-- Listing start --
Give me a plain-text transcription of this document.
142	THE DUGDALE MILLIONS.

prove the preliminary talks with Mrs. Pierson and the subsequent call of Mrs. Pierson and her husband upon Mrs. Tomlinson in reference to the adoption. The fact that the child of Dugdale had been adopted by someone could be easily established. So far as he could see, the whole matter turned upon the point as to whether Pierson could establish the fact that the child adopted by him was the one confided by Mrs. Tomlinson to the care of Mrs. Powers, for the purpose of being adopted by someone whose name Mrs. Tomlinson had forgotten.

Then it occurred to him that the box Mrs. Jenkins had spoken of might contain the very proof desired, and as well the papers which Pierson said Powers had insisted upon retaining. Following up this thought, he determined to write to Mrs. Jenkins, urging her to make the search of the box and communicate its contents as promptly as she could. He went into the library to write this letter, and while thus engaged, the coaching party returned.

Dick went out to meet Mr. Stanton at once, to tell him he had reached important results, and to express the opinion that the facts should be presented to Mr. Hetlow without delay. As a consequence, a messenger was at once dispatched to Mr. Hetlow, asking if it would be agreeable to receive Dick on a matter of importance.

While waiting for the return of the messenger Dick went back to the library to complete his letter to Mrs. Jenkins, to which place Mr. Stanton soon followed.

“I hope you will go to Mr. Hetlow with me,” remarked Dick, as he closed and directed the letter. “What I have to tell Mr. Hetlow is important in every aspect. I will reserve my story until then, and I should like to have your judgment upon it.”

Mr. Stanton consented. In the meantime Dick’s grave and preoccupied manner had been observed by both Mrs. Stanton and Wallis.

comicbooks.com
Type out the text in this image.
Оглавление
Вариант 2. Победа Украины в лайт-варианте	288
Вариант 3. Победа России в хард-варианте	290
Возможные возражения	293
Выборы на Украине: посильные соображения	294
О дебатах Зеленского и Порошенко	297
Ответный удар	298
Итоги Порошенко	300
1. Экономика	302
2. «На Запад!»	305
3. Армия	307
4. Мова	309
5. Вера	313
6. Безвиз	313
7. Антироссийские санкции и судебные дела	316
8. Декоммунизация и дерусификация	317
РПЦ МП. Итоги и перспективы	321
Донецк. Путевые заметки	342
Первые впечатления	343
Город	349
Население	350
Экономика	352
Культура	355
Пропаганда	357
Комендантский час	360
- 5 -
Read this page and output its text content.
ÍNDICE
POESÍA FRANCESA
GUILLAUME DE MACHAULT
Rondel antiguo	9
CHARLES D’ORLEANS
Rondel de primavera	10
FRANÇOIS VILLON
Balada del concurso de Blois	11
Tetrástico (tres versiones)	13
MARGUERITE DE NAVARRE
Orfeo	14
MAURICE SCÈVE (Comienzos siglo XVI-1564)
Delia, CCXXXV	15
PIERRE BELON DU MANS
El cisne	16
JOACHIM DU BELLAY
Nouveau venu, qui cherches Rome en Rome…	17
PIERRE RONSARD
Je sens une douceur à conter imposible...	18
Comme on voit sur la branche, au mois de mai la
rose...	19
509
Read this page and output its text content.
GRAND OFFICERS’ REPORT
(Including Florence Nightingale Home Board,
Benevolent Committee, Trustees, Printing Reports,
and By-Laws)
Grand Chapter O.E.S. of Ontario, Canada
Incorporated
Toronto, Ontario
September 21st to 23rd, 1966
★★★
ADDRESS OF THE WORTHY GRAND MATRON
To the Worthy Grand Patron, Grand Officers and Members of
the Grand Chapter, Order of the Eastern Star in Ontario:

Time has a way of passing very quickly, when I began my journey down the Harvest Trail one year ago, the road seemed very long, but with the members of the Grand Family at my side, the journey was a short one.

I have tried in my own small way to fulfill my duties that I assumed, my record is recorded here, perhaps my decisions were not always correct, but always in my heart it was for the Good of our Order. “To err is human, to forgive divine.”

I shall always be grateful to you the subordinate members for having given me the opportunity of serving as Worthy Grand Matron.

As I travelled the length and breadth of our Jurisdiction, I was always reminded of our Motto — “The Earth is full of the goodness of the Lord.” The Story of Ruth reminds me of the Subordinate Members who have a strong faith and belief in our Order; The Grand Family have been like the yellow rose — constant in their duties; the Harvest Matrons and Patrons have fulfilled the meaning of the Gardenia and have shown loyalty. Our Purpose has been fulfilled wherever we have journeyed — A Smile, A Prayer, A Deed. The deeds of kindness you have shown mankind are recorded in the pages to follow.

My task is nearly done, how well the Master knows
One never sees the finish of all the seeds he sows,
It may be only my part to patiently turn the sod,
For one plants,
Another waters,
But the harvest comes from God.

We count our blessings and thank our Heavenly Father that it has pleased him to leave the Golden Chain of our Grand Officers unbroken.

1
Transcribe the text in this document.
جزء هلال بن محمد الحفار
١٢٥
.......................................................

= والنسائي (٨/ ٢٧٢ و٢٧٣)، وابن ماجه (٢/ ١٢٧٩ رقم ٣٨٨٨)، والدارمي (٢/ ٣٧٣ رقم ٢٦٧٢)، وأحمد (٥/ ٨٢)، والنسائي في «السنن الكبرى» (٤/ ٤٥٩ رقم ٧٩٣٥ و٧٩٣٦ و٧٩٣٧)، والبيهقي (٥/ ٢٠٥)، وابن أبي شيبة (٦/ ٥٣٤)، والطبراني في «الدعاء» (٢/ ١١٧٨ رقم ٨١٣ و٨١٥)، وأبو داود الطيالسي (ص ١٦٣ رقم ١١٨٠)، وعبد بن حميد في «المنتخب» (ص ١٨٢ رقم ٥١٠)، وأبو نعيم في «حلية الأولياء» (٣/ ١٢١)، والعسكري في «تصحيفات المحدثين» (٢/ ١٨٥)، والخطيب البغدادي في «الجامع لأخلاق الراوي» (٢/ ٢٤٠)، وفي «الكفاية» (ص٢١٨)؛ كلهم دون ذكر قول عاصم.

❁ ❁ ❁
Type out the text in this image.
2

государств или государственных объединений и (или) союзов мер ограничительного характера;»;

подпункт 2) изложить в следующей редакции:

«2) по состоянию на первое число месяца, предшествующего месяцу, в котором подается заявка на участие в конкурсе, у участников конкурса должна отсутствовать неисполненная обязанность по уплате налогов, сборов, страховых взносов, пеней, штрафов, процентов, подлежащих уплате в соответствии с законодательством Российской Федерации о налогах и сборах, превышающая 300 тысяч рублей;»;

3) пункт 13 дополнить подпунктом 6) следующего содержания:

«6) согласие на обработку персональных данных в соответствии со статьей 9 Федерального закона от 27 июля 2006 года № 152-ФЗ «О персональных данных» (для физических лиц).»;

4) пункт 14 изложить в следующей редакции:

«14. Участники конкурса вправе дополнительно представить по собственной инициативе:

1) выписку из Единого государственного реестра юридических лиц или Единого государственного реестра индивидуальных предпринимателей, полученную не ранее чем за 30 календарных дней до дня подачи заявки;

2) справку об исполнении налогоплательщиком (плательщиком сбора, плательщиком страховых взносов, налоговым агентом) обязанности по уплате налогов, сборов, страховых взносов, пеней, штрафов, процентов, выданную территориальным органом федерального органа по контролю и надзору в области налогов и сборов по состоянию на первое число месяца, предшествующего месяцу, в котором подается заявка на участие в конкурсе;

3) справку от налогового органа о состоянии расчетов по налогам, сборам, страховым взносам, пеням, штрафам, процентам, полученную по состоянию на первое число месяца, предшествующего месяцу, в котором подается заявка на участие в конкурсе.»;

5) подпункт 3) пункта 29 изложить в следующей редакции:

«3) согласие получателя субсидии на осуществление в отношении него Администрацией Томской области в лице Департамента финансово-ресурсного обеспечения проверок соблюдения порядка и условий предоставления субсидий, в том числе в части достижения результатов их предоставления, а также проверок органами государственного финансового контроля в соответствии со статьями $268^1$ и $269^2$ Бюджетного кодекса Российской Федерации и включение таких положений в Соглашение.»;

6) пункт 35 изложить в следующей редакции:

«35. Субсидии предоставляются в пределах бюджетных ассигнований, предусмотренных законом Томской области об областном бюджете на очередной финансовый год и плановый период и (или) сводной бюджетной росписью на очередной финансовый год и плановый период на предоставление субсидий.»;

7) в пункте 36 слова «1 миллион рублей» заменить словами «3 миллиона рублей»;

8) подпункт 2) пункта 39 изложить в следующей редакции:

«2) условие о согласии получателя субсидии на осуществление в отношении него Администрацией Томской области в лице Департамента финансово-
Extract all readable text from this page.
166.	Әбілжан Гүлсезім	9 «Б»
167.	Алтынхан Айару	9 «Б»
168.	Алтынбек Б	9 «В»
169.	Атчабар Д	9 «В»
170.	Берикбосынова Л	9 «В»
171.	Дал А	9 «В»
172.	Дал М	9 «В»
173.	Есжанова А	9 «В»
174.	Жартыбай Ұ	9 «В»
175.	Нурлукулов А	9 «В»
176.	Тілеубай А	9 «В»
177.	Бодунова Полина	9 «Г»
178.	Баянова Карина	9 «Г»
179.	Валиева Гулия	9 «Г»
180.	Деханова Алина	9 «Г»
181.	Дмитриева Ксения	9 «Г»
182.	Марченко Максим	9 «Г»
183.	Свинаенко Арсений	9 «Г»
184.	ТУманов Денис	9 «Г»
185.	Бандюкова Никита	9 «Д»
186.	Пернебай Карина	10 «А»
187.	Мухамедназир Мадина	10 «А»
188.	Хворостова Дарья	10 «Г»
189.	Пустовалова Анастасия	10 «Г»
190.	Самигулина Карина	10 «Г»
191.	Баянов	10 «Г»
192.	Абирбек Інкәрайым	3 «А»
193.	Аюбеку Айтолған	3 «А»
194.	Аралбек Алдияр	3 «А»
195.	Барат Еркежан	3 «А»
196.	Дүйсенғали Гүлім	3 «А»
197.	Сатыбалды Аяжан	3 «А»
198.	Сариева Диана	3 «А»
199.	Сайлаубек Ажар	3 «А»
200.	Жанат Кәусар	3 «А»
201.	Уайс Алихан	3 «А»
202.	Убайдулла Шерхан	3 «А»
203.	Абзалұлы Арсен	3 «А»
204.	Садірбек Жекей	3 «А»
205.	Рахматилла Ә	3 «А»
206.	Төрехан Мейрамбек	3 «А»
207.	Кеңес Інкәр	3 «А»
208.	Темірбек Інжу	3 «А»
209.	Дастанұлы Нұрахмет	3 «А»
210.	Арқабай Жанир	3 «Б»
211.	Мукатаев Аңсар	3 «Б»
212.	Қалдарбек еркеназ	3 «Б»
-- Listing end --
- _Set exercise_
Read the data above. Pull out each line in which the string "rose" appears.

- _Exercise output_
rose...	19
As I travelled the length and breadth of our Jurisdiction, I was always reminded of our Motto — “The Earth is full of the goodness of the Lord.” The Story of Ruth reminds me of the Subordinate Members who have a strong faith and belief in our Order; The Grand Family have been like the yellow rose — constant in their duties; the Harvest Matrons and Patrons have fulfilled the meaning of the Gardenia and have shown loyalty. Our Purpose has been fulfilled wherever we have journeyed — A Smile, A Prayer, A Deed. The deeds of kindness you have shown mankind are recorded in the pages to follow.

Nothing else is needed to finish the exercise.